Extracted data entries
╔══

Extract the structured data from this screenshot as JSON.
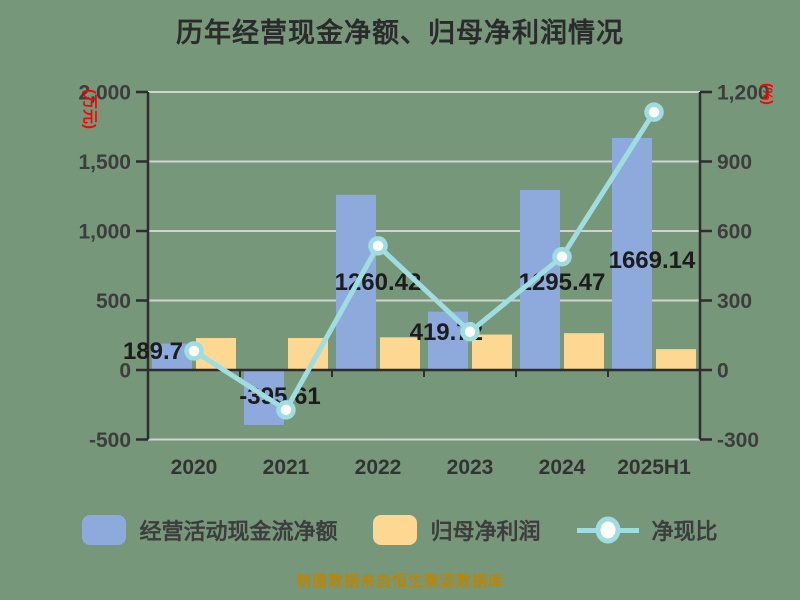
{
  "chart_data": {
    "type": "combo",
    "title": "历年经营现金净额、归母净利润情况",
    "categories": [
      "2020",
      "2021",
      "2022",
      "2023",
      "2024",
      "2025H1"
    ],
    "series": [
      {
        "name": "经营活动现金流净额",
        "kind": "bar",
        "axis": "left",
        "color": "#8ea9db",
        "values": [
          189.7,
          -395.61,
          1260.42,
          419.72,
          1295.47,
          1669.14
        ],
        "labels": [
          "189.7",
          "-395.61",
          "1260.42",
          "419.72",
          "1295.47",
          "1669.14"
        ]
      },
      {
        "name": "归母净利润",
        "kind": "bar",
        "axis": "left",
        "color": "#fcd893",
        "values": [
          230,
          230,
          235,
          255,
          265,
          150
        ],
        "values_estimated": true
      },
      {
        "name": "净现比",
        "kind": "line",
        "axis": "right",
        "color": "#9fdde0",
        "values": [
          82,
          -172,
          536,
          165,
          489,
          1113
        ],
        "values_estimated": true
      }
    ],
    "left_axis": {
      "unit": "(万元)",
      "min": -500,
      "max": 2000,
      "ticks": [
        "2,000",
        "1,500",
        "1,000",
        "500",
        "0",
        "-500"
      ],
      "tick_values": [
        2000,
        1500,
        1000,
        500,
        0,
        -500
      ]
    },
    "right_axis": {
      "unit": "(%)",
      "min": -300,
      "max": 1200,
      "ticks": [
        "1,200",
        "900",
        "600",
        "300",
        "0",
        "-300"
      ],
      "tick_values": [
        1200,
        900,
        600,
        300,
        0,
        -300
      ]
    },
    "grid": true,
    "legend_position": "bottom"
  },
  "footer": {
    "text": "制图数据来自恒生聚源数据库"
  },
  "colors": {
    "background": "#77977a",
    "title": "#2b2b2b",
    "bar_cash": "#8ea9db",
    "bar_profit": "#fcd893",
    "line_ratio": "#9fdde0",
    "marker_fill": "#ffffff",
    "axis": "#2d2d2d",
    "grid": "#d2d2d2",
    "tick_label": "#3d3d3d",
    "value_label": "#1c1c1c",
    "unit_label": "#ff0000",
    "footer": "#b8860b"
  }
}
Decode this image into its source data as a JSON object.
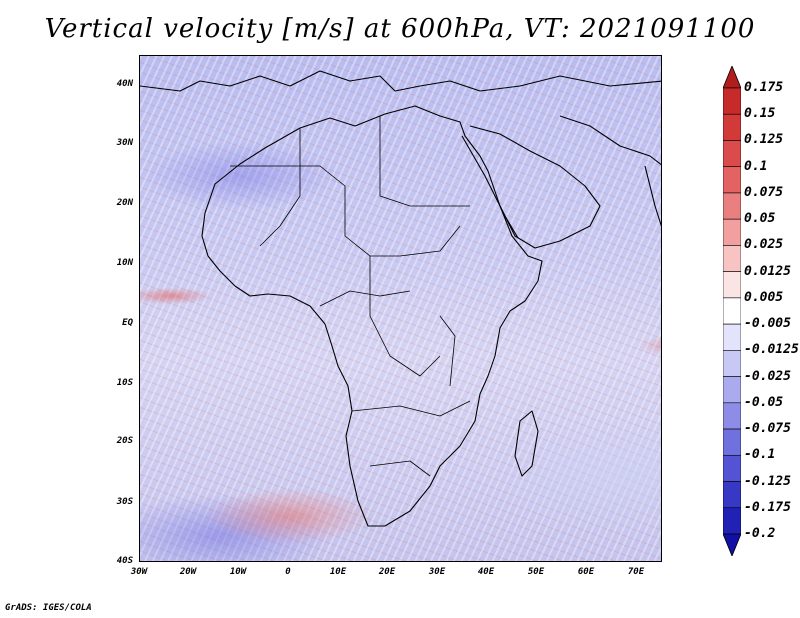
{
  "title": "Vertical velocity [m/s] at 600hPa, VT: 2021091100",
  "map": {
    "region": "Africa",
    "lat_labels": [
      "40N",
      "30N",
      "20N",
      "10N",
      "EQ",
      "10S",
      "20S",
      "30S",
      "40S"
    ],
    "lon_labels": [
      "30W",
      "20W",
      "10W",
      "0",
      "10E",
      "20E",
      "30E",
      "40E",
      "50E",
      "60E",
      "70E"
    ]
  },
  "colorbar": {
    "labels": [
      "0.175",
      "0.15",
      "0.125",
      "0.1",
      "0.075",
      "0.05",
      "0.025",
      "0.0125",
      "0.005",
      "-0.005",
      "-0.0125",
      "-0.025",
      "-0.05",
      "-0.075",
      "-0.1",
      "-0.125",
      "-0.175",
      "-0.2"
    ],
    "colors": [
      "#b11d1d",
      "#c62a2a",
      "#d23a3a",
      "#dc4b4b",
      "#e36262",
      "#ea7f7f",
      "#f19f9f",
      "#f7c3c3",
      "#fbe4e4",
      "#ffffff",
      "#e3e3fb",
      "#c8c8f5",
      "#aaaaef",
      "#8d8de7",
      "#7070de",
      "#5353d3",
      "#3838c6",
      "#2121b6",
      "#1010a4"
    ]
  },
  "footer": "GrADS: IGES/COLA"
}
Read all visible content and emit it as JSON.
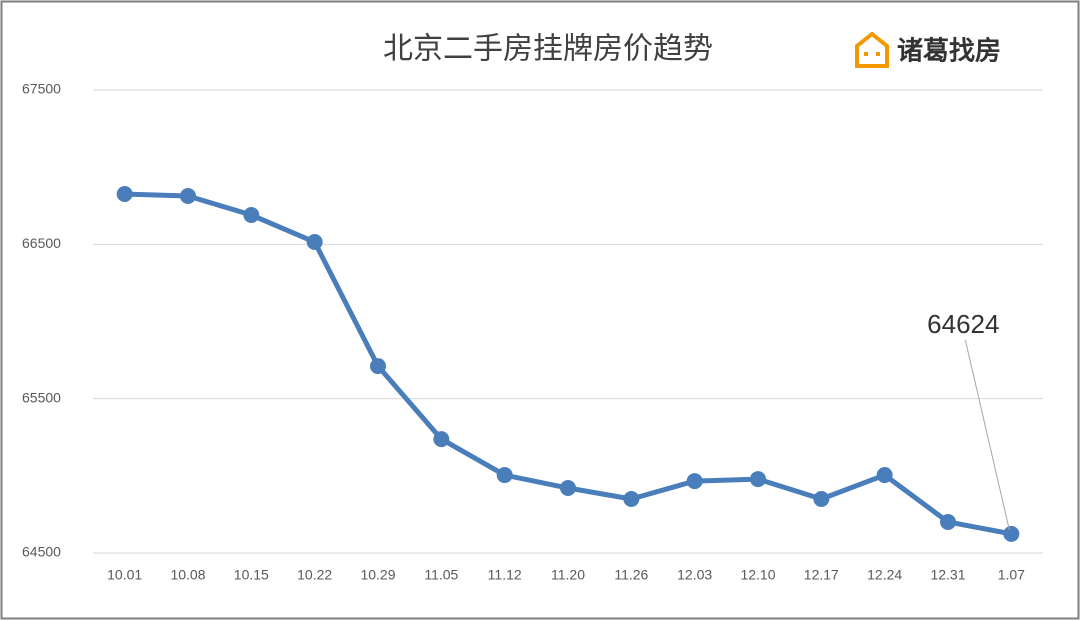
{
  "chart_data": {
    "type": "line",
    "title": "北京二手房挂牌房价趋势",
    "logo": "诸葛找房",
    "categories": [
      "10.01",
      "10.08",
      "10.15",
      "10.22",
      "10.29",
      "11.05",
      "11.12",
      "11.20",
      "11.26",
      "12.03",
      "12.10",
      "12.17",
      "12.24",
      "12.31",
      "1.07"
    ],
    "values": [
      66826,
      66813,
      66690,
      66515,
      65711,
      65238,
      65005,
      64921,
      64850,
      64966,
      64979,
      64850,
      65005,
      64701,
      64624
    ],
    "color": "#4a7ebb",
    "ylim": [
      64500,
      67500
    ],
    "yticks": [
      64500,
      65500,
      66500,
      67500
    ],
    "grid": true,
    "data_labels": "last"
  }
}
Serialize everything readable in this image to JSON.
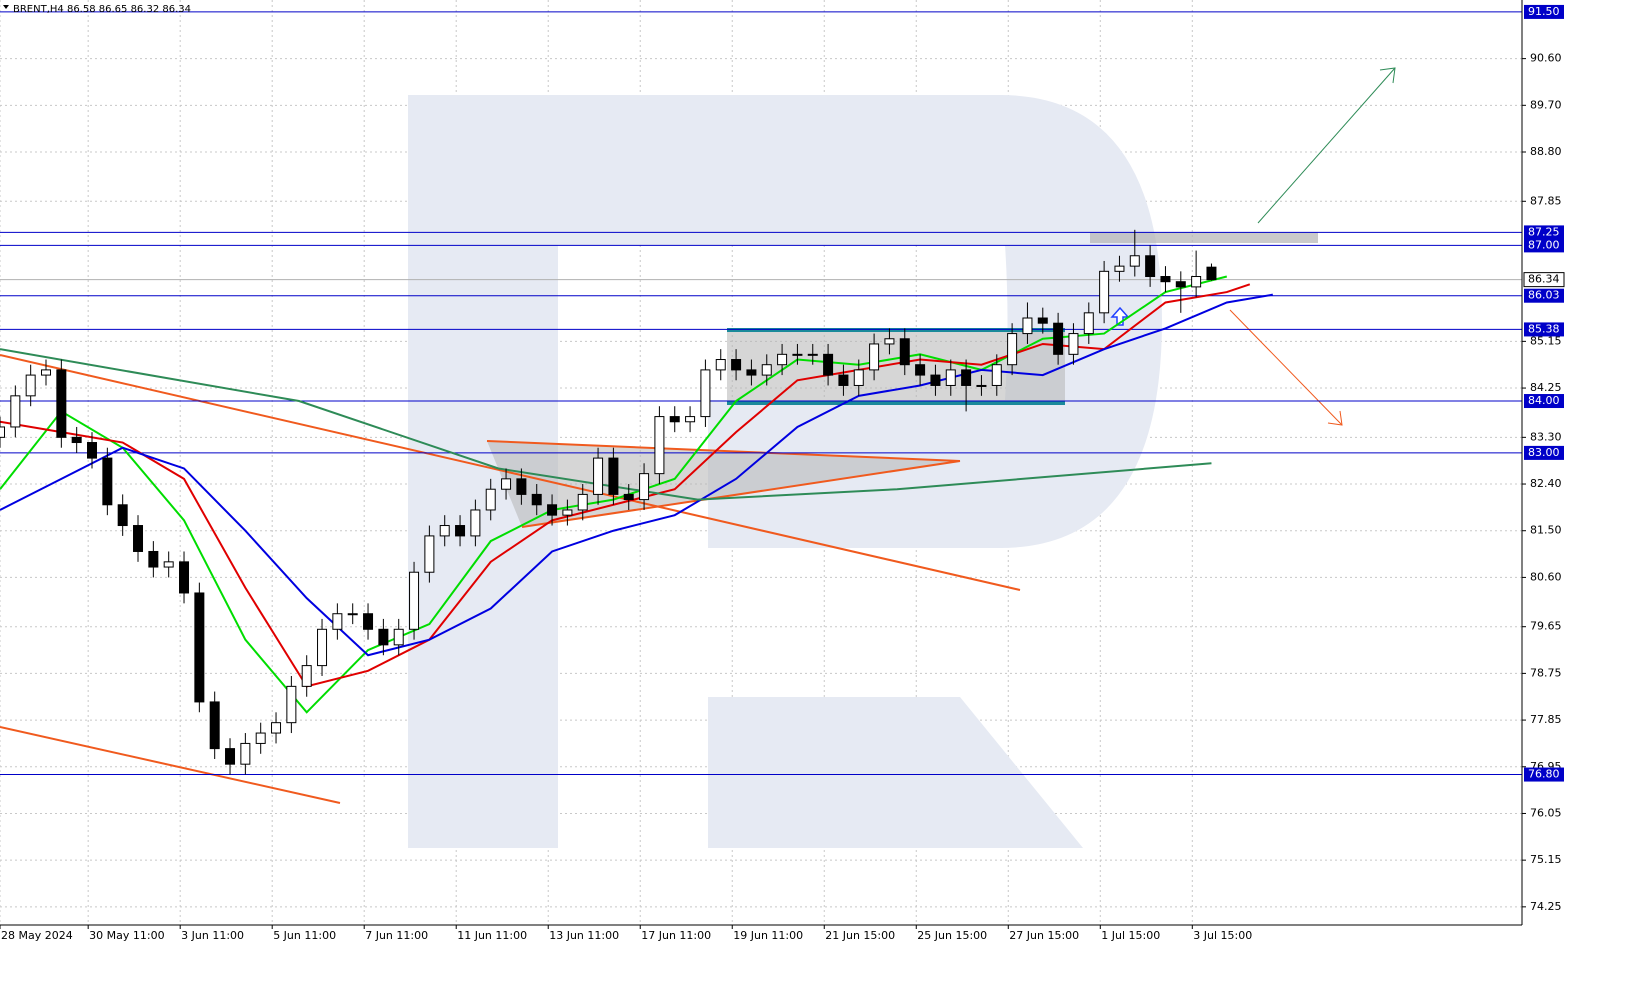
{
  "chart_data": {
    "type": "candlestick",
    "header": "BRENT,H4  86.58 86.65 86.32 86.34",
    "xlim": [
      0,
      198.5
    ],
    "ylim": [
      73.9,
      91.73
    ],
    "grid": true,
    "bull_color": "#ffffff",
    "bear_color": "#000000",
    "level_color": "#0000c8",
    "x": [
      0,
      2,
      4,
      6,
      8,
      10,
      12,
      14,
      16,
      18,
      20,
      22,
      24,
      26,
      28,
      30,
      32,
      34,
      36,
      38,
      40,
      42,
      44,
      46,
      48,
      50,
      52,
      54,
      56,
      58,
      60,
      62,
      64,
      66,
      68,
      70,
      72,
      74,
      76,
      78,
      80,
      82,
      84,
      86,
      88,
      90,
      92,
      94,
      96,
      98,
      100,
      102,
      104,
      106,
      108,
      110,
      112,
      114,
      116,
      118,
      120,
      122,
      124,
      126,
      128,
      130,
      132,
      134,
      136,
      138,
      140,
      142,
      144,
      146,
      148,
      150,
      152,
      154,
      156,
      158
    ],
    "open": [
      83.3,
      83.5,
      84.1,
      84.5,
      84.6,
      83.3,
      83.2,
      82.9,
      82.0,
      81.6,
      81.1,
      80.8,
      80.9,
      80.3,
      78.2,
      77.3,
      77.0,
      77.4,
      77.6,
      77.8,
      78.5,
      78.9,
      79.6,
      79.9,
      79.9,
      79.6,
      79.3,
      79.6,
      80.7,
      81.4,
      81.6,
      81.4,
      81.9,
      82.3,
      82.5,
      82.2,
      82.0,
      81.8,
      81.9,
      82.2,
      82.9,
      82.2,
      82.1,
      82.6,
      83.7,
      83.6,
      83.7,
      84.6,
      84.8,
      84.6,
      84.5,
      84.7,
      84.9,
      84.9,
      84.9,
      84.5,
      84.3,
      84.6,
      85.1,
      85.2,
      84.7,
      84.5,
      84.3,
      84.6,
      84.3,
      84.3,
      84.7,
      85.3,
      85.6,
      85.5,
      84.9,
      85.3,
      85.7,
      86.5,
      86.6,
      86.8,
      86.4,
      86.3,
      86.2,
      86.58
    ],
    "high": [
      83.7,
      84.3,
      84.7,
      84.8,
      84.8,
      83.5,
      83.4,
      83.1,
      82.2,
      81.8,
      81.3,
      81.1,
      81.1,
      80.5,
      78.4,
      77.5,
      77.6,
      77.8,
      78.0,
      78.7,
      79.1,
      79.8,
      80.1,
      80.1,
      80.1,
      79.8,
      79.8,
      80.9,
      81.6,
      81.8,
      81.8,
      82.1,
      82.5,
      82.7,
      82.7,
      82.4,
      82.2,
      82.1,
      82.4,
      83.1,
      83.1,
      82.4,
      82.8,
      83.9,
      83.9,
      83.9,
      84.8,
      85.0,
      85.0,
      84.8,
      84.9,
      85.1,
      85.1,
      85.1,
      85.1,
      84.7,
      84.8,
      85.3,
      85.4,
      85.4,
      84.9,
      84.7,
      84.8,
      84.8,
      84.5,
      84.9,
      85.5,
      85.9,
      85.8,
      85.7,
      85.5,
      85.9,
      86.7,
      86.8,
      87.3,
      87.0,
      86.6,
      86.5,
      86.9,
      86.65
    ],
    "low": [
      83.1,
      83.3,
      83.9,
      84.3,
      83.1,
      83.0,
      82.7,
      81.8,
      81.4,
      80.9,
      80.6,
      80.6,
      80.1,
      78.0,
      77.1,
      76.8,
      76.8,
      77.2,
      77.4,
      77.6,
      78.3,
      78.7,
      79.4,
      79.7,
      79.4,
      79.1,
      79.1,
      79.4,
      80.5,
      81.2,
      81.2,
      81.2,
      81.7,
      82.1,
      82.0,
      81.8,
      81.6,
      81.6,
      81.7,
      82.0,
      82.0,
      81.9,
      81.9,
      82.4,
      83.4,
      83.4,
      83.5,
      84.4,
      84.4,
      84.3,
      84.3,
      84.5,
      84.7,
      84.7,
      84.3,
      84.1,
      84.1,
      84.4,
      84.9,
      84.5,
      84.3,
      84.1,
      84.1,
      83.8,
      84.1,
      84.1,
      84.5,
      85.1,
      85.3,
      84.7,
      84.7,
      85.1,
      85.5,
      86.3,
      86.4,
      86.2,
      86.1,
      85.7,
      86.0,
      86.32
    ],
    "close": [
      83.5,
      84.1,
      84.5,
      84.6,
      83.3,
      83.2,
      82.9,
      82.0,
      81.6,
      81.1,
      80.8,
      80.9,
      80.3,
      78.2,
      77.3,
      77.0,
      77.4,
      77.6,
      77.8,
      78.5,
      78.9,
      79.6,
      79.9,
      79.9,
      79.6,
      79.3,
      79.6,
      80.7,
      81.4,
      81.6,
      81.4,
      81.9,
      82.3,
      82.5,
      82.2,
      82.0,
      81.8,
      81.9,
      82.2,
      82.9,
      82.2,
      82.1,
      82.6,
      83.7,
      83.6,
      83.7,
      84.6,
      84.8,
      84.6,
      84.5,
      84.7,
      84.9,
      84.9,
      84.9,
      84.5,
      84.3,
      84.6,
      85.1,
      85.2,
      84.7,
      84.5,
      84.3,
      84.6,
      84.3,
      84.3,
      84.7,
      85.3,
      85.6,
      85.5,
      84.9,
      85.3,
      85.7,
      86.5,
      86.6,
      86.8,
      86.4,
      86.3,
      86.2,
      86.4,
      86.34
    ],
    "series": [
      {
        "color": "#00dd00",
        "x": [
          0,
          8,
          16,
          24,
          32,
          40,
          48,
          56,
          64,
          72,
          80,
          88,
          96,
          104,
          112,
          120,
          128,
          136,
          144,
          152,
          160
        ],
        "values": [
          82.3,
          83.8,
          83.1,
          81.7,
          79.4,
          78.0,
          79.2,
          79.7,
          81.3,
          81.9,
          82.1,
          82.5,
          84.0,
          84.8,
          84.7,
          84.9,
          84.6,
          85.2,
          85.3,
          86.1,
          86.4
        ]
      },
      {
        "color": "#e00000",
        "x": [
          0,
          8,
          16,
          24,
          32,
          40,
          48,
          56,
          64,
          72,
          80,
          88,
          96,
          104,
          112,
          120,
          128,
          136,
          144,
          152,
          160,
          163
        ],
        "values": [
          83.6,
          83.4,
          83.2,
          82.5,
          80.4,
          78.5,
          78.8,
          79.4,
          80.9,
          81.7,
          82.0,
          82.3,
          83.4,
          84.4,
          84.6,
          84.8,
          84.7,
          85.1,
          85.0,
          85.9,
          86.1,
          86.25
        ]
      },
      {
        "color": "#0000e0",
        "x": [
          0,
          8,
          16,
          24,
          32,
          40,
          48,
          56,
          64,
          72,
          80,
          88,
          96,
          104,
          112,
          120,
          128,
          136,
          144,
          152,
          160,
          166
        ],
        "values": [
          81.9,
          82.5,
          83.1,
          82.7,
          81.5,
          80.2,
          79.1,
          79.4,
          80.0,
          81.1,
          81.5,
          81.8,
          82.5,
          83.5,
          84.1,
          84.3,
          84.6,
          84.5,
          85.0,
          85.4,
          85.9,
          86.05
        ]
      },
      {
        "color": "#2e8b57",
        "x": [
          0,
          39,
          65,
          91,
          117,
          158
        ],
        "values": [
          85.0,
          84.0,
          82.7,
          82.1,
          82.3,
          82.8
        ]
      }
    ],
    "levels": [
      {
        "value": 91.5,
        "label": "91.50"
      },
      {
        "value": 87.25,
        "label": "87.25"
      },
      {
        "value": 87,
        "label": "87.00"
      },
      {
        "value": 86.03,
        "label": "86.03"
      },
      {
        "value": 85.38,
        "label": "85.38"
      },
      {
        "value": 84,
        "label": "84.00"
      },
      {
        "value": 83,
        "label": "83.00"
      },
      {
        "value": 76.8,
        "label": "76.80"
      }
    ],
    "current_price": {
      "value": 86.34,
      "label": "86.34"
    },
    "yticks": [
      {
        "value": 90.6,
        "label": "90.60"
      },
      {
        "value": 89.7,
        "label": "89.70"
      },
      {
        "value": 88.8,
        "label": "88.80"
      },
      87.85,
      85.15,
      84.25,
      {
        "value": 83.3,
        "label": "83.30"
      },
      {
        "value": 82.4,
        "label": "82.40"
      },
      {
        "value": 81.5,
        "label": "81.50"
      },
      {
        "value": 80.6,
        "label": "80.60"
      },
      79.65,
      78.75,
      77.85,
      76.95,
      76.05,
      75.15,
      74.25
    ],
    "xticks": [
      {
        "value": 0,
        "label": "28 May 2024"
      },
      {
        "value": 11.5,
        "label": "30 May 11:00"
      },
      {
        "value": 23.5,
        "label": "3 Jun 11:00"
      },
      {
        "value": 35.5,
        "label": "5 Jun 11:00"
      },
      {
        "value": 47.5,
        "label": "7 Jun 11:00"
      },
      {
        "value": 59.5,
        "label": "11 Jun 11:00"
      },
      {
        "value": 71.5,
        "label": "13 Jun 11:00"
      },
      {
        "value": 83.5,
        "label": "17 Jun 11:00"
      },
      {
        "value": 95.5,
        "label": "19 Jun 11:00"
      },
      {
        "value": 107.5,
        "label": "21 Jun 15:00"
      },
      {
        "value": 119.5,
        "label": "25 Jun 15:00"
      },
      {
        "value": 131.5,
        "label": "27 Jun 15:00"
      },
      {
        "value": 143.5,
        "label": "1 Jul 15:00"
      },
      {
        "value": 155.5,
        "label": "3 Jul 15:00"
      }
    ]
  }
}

╚══

- Objective:
Copy every line from the entries that contains the word "footer".

- Exercise solution:
  "footer": {
    "footer": "#b8860b"
  "footer": "GrADS: IGES/COLA"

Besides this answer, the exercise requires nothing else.